** begin RECORD EXCERPTS **

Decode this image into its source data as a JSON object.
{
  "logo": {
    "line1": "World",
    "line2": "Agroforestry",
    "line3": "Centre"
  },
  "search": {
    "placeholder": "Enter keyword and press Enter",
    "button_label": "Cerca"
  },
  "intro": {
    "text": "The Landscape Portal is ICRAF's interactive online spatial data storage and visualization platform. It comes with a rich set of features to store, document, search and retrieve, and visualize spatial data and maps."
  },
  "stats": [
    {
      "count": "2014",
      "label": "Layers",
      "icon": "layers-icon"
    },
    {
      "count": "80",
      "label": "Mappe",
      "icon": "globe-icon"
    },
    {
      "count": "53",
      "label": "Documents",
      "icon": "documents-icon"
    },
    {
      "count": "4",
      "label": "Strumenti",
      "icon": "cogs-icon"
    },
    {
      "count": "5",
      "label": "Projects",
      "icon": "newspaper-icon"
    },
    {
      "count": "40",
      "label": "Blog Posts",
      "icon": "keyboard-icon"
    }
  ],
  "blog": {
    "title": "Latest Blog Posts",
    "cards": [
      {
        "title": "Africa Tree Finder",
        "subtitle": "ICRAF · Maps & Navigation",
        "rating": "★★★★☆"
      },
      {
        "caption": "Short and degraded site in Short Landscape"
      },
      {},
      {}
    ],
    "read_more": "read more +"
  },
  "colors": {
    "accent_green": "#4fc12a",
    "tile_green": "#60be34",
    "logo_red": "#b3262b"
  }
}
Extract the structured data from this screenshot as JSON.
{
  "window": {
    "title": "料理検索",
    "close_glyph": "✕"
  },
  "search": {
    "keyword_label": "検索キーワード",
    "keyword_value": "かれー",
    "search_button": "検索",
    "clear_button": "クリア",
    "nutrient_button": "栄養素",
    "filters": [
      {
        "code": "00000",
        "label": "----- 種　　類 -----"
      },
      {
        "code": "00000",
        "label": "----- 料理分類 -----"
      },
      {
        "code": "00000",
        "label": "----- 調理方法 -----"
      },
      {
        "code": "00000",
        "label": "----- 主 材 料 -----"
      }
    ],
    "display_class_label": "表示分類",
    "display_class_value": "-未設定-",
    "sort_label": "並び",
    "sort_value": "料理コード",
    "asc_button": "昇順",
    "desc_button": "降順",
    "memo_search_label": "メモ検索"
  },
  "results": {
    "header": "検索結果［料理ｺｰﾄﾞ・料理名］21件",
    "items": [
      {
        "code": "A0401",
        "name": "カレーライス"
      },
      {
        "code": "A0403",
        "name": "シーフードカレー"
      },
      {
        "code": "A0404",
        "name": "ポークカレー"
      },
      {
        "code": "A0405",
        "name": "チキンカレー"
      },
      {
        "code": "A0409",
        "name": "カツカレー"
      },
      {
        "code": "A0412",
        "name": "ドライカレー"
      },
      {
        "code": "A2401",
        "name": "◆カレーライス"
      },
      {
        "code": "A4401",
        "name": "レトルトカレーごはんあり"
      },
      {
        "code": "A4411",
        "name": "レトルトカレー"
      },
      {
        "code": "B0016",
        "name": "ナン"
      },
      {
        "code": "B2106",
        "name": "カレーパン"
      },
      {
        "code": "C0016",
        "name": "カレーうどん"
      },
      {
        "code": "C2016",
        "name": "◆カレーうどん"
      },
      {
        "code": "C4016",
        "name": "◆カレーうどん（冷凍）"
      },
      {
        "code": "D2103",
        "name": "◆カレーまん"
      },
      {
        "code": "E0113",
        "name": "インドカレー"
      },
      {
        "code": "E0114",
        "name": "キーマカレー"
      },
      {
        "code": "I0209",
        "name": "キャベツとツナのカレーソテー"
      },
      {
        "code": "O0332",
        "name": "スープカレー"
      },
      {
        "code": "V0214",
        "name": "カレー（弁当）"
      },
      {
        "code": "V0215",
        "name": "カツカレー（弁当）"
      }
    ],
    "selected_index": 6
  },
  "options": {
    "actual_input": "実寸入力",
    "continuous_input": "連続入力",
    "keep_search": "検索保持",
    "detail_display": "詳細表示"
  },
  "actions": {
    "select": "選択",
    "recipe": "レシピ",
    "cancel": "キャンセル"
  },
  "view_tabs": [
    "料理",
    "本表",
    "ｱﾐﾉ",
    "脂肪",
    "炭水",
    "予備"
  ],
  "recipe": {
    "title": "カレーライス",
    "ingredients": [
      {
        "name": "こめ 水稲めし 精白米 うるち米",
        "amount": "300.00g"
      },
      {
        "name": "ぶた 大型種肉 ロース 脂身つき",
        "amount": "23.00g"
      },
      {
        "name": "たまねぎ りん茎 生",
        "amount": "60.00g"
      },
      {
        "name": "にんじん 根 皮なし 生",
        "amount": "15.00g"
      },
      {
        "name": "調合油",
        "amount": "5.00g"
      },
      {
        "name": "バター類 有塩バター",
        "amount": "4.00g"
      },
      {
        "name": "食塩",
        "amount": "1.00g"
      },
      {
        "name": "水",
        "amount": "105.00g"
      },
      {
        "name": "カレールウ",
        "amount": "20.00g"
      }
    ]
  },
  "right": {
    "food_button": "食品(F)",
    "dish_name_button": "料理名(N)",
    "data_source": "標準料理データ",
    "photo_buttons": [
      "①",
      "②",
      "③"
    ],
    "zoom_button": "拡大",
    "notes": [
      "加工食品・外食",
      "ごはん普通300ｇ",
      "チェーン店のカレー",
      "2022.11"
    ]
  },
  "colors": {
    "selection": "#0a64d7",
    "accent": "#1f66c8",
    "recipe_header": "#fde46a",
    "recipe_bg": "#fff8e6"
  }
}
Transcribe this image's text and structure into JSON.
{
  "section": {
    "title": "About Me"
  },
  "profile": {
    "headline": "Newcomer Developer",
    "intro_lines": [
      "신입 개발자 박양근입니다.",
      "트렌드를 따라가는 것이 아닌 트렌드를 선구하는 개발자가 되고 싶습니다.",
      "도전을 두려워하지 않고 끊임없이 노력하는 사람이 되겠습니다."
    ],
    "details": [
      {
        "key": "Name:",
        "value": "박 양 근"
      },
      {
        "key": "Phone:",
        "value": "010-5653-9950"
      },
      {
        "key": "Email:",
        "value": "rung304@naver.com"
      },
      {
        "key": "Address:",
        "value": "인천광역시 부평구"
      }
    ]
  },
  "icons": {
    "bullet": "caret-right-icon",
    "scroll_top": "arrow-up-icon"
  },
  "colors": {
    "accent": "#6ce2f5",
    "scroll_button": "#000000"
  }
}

** end RECORD EXCERPTS **

Write the material out exactly, with nothing left out.

■ ANSWER TO THE TASK
Decode this image into its source data as a JSON object.
{
  "logo": {
    "line1": "World",
    "line2": "Agroforestry",
    "line3": "Centre"
  },
  "search": {
    "placeholder": "Enter keyword and press Enter",
    "button_label": "Cerca"
  },
  "intro": {
    "text": "The Landscape Portal is ICRAF's interactive online spatial data storage and visualization platform. It comes with a rich set of features to store, document, search and retrieve, and visualize spatial data and maps."
  },
  "stats": [
    {
      "count": "2014",
      "label": "Layers",
      "icon": "layers-icon"
    },
    {
      "count": "80",
      "label": "Mappe",
      "icon": "globe-icon"
    },
    {
      "count": "53",
      "label": "Documents",
      "icon": "documents-icon"
    },
    {
      "count": "4",
      "label": "Strumenti",
      "icon": "cogs-icon"
    },
    {
      "count": "5",
      "label": "Projects",
      "icon": "newspaper-icon"
    },
    {
      "count": "40",
      "label": "Blog Posts",
      "icon": "keyboard-icon"
    }
  ],
  "blog": {
    "title": "Latest Blog Posts",
    "cards": [
      {
        "title": "Africa Tree Finder",
        "subtitle": "ICRAF · Maps & Navigation",
        "rating": "★★★★☆"
      },
      {
        "caption": "Short and degraded site in Short Landscape"
      },
      {},
      {}
    ],
    "read_more": "read more +"
  },
  "colors": {
    "accent_green": "#4fc12a",
    "tile_green": "#60be34",
    "logo_red": "#b3262b"
  }
}
Extract the structured data from this screenshot as JSON.
{
  "window": {
    "title": "料理検索",
    "close_glyph": "✕"
  },
  "search": {
    "keyword_label": "検索キーワード",
    "keyword_value": "かれー",
    "search_button": "検索",
    "clear_button": "クリア",
    "nutrient_button": "栄養素",
    "filters": [
      {
        "code": "00000",
        "label": "----- 種　　類 -----"
      },
      {
        "code": "00000",
        "label": "----- 料理分類 -----"
      },
      {
        "code": "00000",
        "label": "----- 調理方法 -----"
      },
      {
        "code": "00000",
        "label": "----- 主 材 料 -----"
      }
    ],
    "display_class_label": "表示分類",
    "display_class_value": "-未設定-",
    "sort_label": "並び",
    "sort_value": "料理コード",
    "asc_button": "昇順",
    "desc_button": "降順",
    "memo_search_label": "メモ検索"
  },
  "results": {
    "header": "検索結果［料理ｺｰﾄﾞ・料理名］21件",
    "items": [
      {
        "code": "A0401",
        "name": "カレーライス"
      },
      {
        "code": "A0403",
        "name": "シーフードカレー"
      },
      {
        "code": "A0404",
        "name": "ポークカレー"
      },
      {
        "code": "A0405",
        "name": "チキンカレー"
      },
      {
        "code": "A0409",
        "name": "カツカレー"
      },
      {
        "code": "A0412",
        "name": "ドライカレー"
      },
      {
        "code": "A2401",
        "name": "◆カレーライス"
      },
      {
        "code": "A4401",
        "name": "レトルトカレーごはんあり"
      },
      {
        "code": "A4411",
        "name": "レトルトカレー"
      },
      {
        "code": "B0016",
        "name": "ナン"
      },
      {
        "code": "B2106",
        "name": "カレーパン"
      },
      {
        "code": "C0016",
        "name": "カレーうどん"
      },
      {
        "code": "C2016",
        "name": "◆カレーうどん"
      },
      {
        "code": "C4016",
        "name": "◆カレーうどん（冷凍）"
      },
      {
        "code": "D2103",
        "name": "◆カレーまん"
      },
      {
        "code": "E0113",
        "name": "インドカレー"
      },
      {
        "code": "E0114",
        "name": "キーマカレー"
      },
      {
        "code": "I0209",
        "name": "キャベツとツナのカレーソテー"
      },
      {
        "code": "O0332",
        "name": "スープカレー"
      },
      {
        "code": "V0214",
        "name": "カレー（弁当）"
      },
      {
        "code": "V0215",
        "name": "カツカレー（弁当）"
      }
    ],
    "selected_index": 6
  },
  "options": {
    "actual_input": "実寸入力",
    "continuous_input": "連続入力",
    "keep_search": "検索保持",
    "detail_display": "詳細表示"
  },
  "actions": {
    "select": "選択",
    "recipe": "レシピ",
    "cancel": "キャンセル"
  },
  "view_tabs": [
    "料理",
    "本表",
    "ｱﾐﾉ",
    "脂肪",
    "炭水",
    "予備"
  ],
  "recipe": {
    "title": "カレーライス",
    "ingredients": [
      {
        "name": "こめ 水稲めし 精白米 うるち米",
        "amount": "300.00g"
      },
      {
        "name": "ぶた 大型種肉 ロース 脂身つき",
        "amount": "23.00g"
      },
      {
        "name": "たまねぎ りん茎 生",
        "amount": "60.00g"
      },
      {
        "name": "にんじん 根 皮なし 生",
        "amount": "15.00g"
      },
      {
        "name": "調合油",
        "amount": "5.00g"
      },
      {
        "name": "バター類 有塩バター",
        "amount": "4.00g"
      },
      {
        "name": "食塩",
        "amount": "1.00g"
      },
      {
        "name": "水",
        "amount": "105.00g"
      },
      {
        "name": "カレールウ",
        "amount": "20.00g"
      }
    ]
  },
  "right": {
    "food_button": "食品(F)",
    "dish_name_button": "料理名(N)",
    "data_source": "標準料理データ",
    "photo_buttons": [
      "①",
      "②",
      "③"
    ],
    "zoom_button": "拡大",
    "notes": [
      "加工食品・外食",
      "ごはん普通300ｇ",
      "チェーン店のカレー",
      "2022.11"
    ]
  },
  "colors": {
    "selection": "#0a64d7",
    "accent": "#1f66c8",
    "recipe_header": "#fde46a",
    "recipe_bg": "#fff8e6"
  }
}
Transcribe this image's text and structure into JSON.
{
  "section": {
    "title": "About Me"
  },
  "profile": {
    "headline": "Newcomer Developer",
    "intro_lines": [
      "신입 개발자 박양근입니다.",
      "트렌드를 따라가는 것이 아닌 트렌드를 선구하는 개발자가 되고 싶습니다.",
      "도전을 두려워하지 않고 끊임없이 노력하는 사람이 되겠습니다."
    ],
    "details": [
      {
        "key": "Name:",
        "value": "박 양 근"
      },
      {
        "key": "Phone:",
        "value": "010-5653-9950"
      },
      {
        "key": "Email:",
        "value": "rung304@naver.com"
      },
      {
        "key": "Address:",
        "value": "인천광역시 부평구"
      }
    ]
  },
  "icons": {
    "bullet": "caret-right-icon",
    "scroll_top": "arrow-up-icon"
  },
  "colors": {
    "accent": "#6ce2f5",
    "scroll_button": "#000000"
  }
}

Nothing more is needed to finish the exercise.